WHAT THE TASK REQUIRES:
Identify all lines in the listing that include the word "Korean", and copy them out.
:::::
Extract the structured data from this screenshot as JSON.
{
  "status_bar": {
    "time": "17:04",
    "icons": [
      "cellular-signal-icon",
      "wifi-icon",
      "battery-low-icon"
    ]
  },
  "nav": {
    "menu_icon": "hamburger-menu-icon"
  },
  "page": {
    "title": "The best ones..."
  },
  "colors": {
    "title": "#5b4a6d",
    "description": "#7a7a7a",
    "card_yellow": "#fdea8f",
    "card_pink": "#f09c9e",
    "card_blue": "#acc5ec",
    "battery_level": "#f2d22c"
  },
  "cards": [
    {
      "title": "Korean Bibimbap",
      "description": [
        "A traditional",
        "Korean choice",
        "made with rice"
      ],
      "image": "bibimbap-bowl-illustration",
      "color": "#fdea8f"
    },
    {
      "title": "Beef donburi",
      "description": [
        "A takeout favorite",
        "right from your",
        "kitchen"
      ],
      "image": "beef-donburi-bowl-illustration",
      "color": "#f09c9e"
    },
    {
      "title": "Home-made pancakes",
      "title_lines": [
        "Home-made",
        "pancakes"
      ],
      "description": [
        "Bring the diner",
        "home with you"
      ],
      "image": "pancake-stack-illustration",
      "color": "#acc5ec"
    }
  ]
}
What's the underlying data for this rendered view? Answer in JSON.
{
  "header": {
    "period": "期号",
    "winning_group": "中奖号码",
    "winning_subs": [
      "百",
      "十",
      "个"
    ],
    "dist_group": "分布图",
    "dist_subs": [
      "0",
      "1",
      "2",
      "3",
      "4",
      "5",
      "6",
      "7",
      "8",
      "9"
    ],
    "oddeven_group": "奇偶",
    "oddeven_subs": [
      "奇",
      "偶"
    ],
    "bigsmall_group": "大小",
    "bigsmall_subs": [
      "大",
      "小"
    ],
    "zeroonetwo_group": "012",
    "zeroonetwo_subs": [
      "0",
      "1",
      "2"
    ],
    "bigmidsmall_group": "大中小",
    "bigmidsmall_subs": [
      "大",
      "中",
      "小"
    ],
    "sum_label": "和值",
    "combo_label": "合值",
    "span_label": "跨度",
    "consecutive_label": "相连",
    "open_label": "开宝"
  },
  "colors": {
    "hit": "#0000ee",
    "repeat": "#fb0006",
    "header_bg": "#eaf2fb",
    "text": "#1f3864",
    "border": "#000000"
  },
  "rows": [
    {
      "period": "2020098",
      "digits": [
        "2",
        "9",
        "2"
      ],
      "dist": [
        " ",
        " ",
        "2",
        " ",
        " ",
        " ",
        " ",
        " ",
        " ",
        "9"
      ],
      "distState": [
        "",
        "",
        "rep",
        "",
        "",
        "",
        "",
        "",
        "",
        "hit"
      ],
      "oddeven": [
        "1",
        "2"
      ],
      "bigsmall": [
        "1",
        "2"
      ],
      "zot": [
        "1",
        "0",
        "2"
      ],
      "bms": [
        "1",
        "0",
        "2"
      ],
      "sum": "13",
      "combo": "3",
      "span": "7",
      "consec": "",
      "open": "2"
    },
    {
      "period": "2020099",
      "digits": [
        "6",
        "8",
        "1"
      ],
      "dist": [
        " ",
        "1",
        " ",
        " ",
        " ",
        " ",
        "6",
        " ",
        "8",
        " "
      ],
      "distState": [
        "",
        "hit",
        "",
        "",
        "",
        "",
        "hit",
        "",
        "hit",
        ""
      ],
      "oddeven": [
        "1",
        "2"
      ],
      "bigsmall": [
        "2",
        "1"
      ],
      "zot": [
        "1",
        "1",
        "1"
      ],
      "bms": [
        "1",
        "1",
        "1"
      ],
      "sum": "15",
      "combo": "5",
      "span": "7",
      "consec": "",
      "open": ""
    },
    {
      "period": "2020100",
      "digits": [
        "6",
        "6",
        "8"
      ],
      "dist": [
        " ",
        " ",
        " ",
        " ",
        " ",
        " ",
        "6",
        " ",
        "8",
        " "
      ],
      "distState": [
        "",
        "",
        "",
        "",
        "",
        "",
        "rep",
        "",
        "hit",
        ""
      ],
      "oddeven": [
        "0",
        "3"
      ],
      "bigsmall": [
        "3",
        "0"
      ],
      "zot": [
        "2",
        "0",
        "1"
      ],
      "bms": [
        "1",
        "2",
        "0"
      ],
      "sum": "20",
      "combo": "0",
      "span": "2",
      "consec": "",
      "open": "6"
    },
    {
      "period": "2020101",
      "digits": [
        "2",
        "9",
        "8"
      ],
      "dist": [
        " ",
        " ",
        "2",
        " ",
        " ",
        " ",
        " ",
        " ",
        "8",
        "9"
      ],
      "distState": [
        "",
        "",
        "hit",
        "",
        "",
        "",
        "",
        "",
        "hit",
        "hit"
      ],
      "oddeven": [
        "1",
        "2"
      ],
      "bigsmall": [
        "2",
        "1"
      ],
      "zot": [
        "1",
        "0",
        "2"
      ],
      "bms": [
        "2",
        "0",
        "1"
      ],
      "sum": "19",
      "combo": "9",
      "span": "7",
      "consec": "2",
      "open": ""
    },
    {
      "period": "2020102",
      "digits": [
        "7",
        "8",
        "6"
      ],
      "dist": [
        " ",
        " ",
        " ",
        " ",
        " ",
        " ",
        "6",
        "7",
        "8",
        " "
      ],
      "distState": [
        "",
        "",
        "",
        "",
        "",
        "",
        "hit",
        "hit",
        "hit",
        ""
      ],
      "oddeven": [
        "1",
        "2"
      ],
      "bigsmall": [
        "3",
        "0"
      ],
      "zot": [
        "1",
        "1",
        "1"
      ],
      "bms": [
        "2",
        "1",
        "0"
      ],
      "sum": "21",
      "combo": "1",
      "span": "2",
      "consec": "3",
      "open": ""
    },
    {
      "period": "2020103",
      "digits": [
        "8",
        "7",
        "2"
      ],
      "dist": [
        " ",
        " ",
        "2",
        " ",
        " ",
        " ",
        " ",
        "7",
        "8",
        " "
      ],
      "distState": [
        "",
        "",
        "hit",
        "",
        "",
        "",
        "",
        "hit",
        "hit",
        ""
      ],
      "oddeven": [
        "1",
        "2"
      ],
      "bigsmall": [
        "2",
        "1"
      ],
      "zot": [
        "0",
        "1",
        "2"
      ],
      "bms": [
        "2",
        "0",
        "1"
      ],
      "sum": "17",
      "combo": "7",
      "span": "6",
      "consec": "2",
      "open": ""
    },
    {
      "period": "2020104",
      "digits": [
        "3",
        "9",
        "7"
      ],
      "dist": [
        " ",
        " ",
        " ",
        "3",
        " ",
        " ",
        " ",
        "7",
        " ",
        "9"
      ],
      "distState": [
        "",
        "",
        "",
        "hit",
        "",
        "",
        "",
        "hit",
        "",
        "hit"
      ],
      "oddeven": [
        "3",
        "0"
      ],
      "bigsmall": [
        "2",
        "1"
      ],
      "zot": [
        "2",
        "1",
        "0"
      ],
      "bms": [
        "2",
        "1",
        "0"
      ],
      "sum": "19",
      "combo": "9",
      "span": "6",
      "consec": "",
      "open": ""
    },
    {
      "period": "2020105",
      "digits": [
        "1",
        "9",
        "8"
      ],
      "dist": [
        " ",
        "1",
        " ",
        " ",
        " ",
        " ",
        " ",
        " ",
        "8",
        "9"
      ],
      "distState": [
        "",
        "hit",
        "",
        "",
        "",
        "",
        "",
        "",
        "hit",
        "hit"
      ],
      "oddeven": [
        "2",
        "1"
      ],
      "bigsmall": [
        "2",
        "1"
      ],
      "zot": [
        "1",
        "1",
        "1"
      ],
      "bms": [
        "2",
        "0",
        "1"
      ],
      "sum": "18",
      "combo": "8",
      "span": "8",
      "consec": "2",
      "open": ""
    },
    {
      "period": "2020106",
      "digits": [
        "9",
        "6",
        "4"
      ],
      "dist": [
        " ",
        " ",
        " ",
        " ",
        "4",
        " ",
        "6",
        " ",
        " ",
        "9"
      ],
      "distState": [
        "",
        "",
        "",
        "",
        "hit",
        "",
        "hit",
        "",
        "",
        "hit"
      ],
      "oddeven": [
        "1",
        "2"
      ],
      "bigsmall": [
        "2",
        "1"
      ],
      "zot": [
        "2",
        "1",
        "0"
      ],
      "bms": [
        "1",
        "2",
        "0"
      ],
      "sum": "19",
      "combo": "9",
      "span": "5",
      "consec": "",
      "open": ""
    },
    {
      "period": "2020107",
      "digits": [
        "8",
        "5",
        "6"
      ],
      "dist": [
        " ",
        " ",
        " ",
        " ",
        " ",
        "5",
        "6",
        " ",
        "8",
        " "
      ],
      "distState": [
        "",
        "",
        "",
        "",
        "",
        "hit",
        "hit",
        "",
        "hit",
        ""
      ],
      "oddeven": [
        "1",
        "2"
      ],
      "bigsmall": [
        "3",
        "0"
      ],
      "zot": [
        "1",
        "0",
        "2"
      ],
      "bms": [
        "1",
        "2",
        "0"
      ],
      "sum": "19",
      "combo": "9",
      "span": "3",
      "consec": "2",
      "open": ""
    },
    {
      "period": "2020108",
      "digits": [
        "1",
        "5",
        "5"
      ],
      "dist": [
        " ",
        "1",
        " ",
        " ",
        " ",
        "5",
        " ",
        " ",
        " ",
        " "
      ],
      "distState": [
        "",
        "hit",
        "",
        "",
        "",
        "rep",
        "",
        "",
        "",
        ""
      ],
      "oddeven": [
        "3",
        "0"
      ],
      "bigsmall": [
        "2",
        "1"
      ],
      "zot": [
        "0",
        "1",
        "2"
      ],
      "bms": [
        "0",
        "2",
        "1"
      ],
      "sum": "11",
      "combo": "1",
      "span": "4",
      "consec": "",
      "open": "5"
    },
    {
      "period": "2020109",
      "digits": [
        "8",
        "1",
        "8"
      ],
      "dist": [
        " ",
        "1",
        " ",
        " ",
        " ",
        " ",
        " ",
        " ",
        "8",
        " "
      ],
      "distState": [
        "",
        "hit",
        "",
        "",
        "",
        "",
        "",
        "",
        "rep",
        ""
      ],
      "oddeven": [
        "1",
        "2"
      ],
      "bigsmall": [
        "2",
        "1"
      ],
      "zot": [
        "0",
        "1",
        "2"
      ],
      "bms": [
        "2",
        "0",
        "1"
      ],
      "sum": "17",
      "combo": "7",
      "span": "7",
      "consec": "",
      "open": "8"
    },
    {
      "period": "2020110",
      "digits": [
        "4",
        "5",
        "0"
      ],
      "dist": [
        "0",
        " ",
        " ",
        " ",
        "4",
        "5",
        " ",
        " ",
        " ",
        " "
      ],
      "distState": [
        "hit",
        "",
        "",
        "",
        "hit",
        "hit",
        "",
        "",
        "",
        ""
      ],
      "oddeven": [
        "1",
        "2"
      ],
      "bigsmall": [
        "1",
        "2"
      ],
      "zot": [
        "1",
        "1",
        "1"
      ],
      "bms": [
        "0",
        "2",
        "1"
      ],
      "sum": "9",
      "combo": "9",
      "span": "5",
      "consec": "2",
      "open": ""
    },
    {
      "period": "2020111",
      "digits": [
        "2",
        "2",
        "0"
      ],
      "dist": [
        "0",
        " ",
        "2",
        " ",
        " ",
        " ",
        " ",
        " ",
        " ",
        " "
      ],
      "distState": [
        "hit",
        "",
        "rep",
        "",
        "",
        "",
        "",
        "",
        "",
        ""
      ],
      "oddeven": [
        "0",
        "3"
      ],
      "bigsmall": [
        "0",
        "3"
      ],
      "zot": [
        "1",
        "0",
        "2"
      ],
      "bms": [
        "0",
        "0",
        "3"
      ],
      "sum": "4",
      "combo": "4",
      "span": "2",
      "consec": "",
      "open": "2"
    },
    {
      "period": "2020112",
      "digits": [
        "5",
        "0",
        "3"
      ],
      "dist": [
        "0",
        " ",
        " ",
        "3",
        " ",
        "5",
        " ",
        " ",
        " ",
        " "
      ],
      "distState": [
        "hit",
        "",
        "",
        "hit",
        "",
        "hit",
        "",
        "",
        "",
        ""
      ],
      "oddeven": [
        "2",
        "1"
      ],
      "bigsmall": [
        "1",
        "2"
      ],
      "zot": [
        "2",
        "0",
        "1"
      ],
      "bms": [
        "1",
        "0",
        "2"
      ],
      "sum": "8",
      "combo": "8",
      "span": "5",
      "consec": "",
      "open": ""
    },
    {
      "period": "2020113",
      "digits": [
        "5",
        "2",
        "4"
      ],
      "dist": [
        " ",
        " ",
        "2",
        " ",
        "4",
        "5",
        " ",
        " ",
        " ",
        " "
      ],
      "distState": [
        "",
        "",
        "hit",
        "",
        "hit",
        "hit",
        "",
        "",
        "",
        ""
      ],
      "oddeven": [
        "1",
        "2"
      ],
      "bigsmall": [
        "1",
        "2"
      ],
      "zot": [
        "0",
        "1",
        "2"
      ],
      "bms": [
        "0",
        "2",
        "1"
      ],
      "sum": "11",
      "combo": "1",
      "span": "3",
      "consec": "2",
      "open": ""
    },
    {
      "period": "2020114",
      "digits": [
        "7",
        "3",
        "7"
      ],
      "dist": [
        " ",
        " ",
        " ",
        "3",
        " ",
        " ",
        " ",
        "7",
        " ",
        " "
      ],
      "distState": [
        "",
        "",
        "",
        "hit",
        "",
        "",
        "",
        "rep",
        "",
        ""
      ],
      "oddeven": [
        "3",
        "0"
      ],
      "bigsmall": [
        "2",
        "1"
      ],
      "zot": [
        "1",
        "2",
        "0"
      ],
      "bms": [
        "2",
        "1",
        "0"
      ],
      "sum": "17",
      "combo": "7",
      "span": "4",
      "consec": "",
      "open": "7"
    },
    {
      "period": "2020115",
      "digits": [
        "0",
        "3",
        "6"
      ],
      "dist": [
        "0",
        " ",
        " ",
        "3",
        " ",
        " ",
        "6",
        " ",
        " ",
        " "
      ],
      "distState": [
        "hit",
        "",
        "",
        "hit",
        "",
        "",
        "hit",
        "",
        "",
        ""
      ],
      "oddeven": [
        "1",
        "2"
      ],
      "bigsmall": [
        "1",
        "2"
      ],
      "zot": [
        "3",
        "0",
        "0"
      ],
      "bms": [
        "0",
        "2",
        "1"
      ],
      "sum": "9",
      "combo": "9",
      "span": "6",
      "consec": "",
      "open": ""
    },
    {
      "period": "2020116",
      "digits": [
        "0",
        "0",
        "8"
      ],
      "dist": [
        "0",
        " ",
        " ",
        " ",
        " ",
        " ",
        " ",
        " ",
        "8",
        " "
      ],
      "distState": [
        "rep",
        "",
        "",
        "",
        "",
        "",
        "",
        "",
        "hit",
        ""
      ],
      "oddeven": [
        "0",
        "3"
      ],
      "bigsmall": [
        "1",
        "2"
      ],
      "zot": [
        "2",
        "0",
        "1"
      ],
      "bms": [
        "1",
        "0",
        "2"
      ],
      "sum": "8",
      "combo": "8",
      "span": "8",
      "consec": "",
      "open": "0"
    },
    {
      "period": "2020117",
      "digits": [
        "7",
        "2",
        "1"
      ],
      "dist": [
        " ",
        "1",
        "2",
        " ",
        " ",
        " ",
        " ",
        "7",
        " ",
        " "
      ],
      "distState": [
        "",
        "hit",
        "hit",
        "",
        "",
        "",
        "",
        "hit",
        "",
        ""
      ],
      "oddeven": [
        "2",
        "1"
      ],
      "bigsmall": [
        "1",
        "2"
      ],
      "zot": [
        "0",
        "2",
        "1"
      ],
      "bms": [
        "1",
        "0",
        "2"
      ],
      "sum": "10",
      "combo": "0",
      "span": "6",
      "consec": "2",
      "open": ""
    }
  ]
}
:::::
OUTPUT:
      "title": "Korean Bibimbap",
        "Korean choice",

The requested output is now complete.